• **Requirement**
All of the material should be reproduced exactly, with pictures left out.
==== Data provided
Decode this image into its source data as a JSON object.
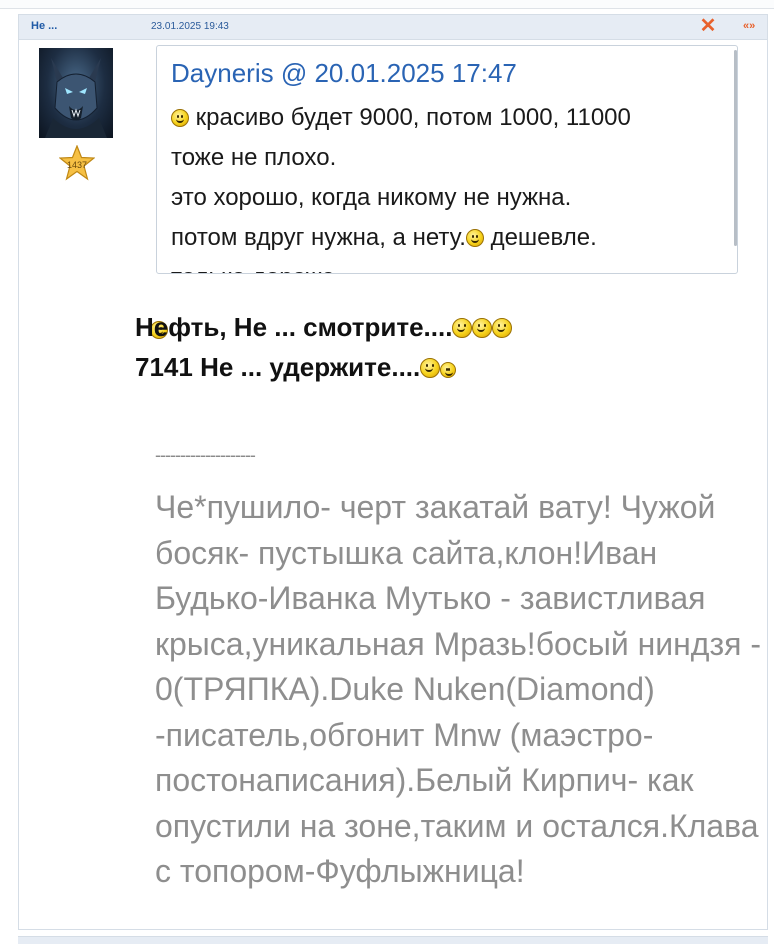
{
  "post": {
    "author": "Не ...",
    "date": "23.01.2025 19:43",
    "delete_icon": "close-x-icon",
    "quote_label": "«»",
    "rank_badge": "1437",
    "accent_color": "#e8612c"
  },
  "quote": {
    "author": "Dayneris",
    "at": "@",
    "date": "20.01.2025 17:47",
    "lines": [
      "красиво будет 9000, потом 1000, 11000",
      "тоже не плохо.",
      "это хорошо, когда никому не нужна.",
      "потом вдруг нужна, а нету.",
      "дешевле.",
      "только дороже"
    ]
  },
  "message": {
    "line1": "Нефть, Не ... смотрите....",
    "line2": "7141 Не ... удержите....",
    "divider": "--------------------",
    "body": "Че*пушило- черт закатай вату! Чужой босяк- пустышка сайта,клон!Иван Будько-Иванка Мутько - завистливая крыса,уникальная Мразь!босый ниндзя - 0(ТРЯПКА).Duke Nuken(Diamond) -писатель,обгонит Mnw (маэстро-постонаписания).Белый Кирпич- как опустили на зоне,таким и остался.Клава с топором-Фуфлыжница!"
  }
}
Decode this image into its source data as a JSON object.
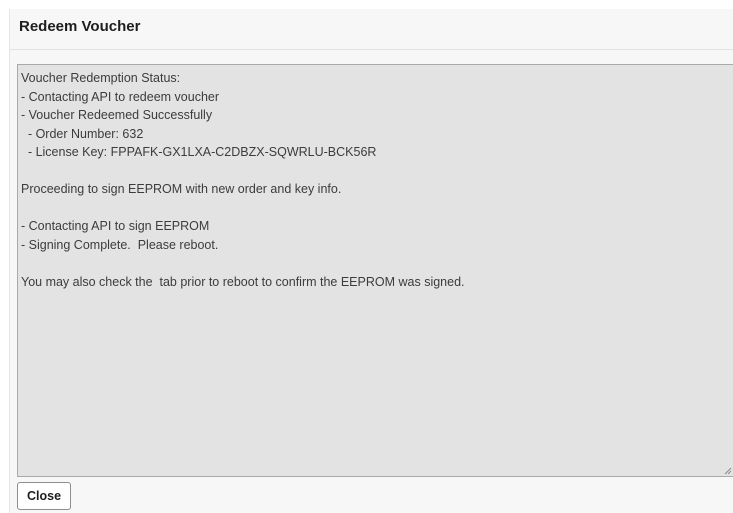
{
  "dialog": {
    "title": "Redeem Voucher",
    "status_text": "Voucher Redemption Status:\n- Contacting API to redeem voucher\n- Voucher Redeemed Successfully\n  - Order Number: 632\n  - License Key: FPPAFK-GX1LXA-C2DBZX-SQWRLU-BCK56R\n\nProceeding to sign EEPROM with new order and key info.\n\n- Contacting API to sign EEPROM\n- Signing Complete.  Please reboot.\n\nYou may also check the  tab prior to reboot to confirm the EEPROM was signed.",
    "close_label": "Close"
  },
  "colors": {
    "dialog_background": "#f7f7f7",
    "text_area_background": "#e3e3e3",
    "text_area_border": "#a9a9a9",
    "text_color": "#3c3c3c"
  },
  "icons": {
    "resize_grip": "resize-grip-icon"
  }
}
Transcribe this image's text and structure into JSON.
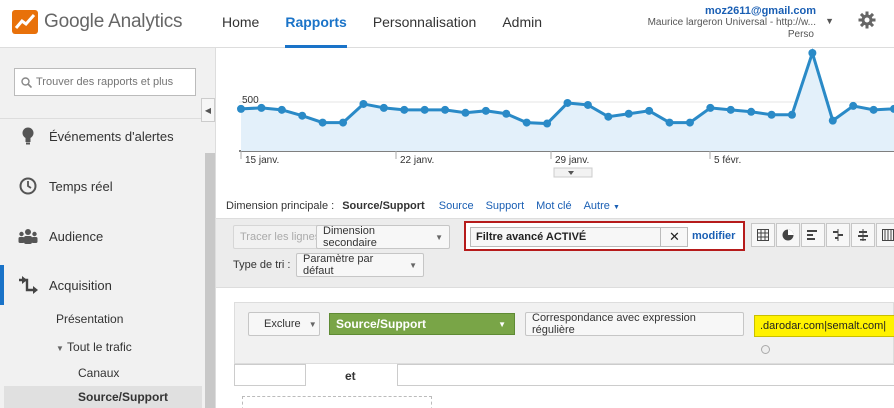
{
  "app": {
    "title": "Google Analytics"
  },
  "nav": [
    "Home",
    "Rapports",
    "Personnalisation",
    "Admin"
  ],
  "account": {
    "email": "moz2611@gmail.com",
    "name": "Maurice largeron Universal - http://w...",
    "view": "Perso"
  },
  "sidebar": {
    "search_placeholder": "Trouver des rapports et plus",
    "items": [
      {
        "label": "Événements d'alertes",
        "icon": "lightbulb-icon"
      },
      {
        "label": "Temps réel",
        "icon": "clock-icon"
      },
      {
        "label": "Audience",
        "icon": "people-icon"
      },
      {
        "label": "Acquisition",
        "icon": "acquisition-arrows-icon"
      }
    ],
    "sub_items": {
      "presentation": "Présentation",
      "tout_le_trafic": "Tout le trafic",
      "canaux": "Canaux",
      "source_support": "Source/Support"
    }
  },
  "chart": {
    "y_label": "500",
    "x_labels": [
      "15 janv.",
      "22 janv.",
      "29 janv.",
      "5 févr."
    ],
    "series_color": "#2a8ac7"
  },
  "chart_data": {
    "type": "area",
    "ylim": [
      0,
      1000
    ],
    "yticks": [
      500
    ],
    "x_tick_labels": [
      "15 janv.",
      "22 janv.",
      "29 janv.",
      "5 févr."
    ],
    "values": [
      430,
      440,
      420,
      360,
      290,
      290,
      480,
      440,
      420,
      420,
      420,
      390,
      410,
      380,
      290,
      280,
      490,
      470,
      350,
      380,
      410,
      290,
      290,
      440,
      420,
      400,
      370,
      370,
      1000,
      310,
      460,
      420,
      430
    ]
  },
  "report": {
    "dim_label": "Dimension principale :",
    "dim_current": "Source/Support",
    "dim_links": [
      "Source",
      "Support",
      "Mot clé",
      "Autre"
    ],
    "plot_rows": "Tracer les lignes",
    "secondary_dim": "Dimension secondaire",
    "filter_text": "Filtre avancé ACTIVÉ",
    "filter_modify": "modifier",
    "sort_label": "Type de tri :",
    "sort_value": "Paramètre par défaut"
  },
  "filter_panel": {
    "exclude": "Exclure",
    "dimension": "Source/Support",
    "match": "Correspondance avec expression régulière",
    "expression": ".darodar.com|semalt.com|",
    "and_label": "et"
  }
}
========
• **Written answer**
Decode this image into its source data as a JSON object.
{
  "post": {
    "author": "Не ...",
    "date": "23.01.2025 19:43",
    "delete_icon": "close-x-icon",
    "quote_label": "«»",
    "rank_badge": "1437",
    "accent_color": "#e8612c"
  },
  "quote": {
    "author": "Dayneris",
    "at": "@",
    "date": "20.01.2025 17:47",
    "lines": [
      "красиво будет 9000, потом 1000, 11000",
      "тоже не плохо.",
      "это хорошо, когда никому не нужна.",
      "потом вдруг нужна, а нету.",
      "дешевле.",
      "только дороже"
    ]
  },
  "message": {
    "line1": "Нефть, Не ... смотрите....",
    "line2": "7141 Не ... удержите....",
    "divider": "--------------------",
    "body": "Че*пушило- черт закатай вату! Чужой босяк- пустышка сайта,клон!Иван Будько-Иванка Мутько - завистливая крыса,уникальная Мразь!босый ниндзя - 0(ТРЯПКА).Duke Nuken(Diamond) -писатель,обгонит Mnw (маэстро-постонаписания).Белый Кирпич- как опустили на зоне,таким и остался.Клава с топором-Фуфлыжница!"
  }
}
Decode this image into its source data as a JSON object.
{
  "dialog": {
    "title": "Redeem Voucher",
    "status_text": "Voucher Redemption Status:\n- Contacting API to redeem voucher\n- Voucher Redeemed Successfully\n  - Order Number: 632\n  - License Key: FPPAFK-GX1LXA-C2DBZX-SQWRLU-BCK56R\n\nProceeding to sign EEPROM with new order and key info.\n\n- Contacting API to sign EEPROM\n- Signing Complete.  Please reboot.\n\nYou may also check the  tab prior to reboot to confirm the EEPROM was signed.",
    "close_label": "Close"
  },
  "colors": {
    "dialog_background": "#f7f7f7",
    "text_area_background": "#e3e3e3",
    "text_area_border": "#a9a9a9",
    "text_color": "#3c3c3c"
  },
  "icons": {
    "resize_grip": "resize-grip-icon"
  }
}
Transcribe this image's text and structure into JSON.
{
  "app": {
    "title": "Google Analytics"
  },
  "nav": [
    "Home",
    "Rapports",
    "Personnalisation",
    "Admin"
  ],
  "account": {
    "email": "moz2611@gmail.com",
    "name": "Maurice largeron Universal - http://w...",
    "view": "Perso"
  },
  "sidebar": {
    "search_placeholder": "Trouver des rapports et plus",
    "items": [
      {
        "label": "Événements d'alertes",
        "icon": "lightbulb-icon"
      },
      {
        "label": "Temps réel",
        "icon": "clock-icon"
      },
      {
        "label": "Audience",
        "icon": "people-icon"
      },
      {
        "label": "Acquisition",
        "icon": "acquisition-arrows-icon"
      }
    ],
    "sub_items": {
      "presentation": "Présentation",
      "tout_le_trafic": "Tout le trafic",
      "canaux": "Canaux",
      "source_support": "Source/Support"
    }
  },
  "chart": {
    "y_label": "500",
    "x_labels": [
      "15 janv.",
      "22 janv.",
      "29 janv.",
      "5 févr."
    ],
    "series_color": "#2a8ac7"
  },
  "chart_data": {
    "type": "area",
    "ylim": [
      0,
      1000
    ],
    "yticks": [
      500
    ],
    "x_tick_labels": [
      "15 janv.",
      "22 janv.",
      "29 janv.",
      "5 févr."
    ],
    "values": [
      430,
      440,
      420,
      360,
      290,
      290,
      480,
      440,
      420,
      420,
      420,
      390,
      410,
      380,
      290,
      280,
      490,
      470,
      350,
      380,
      410,
      290,
      290,
      440,
      420,
      400,
      370,
      370,
      1000,
      310,
      460,
      420,
      430
    ]
  },
  "report": {
    "dim_label": "Dimension principale :",
    "dim_current": "Source/Support",
    "dim_links": [
      "Source",
      "Support",
      "Mot clé",
      "Autre"
    ],
    "plot_rows": "Tracer les lignes",
    "secondary_dim": "Dimension secondaire",
    "filter_text": "Filtre avancé ACTIVÉ",
    "filter_modify": "modifier",
    "sort_label": "Type de tri :",
    "sort_value": "Paramètre par défaut"
  },
  "filter_panel": {
    "exclude": "Exclure",
    "dimension": "Source/Support",
    "match": "Correspondance avec expression régulière",
    "expression": ".darodar.com|semalt.com|",
    "and_label": "et"
  }
}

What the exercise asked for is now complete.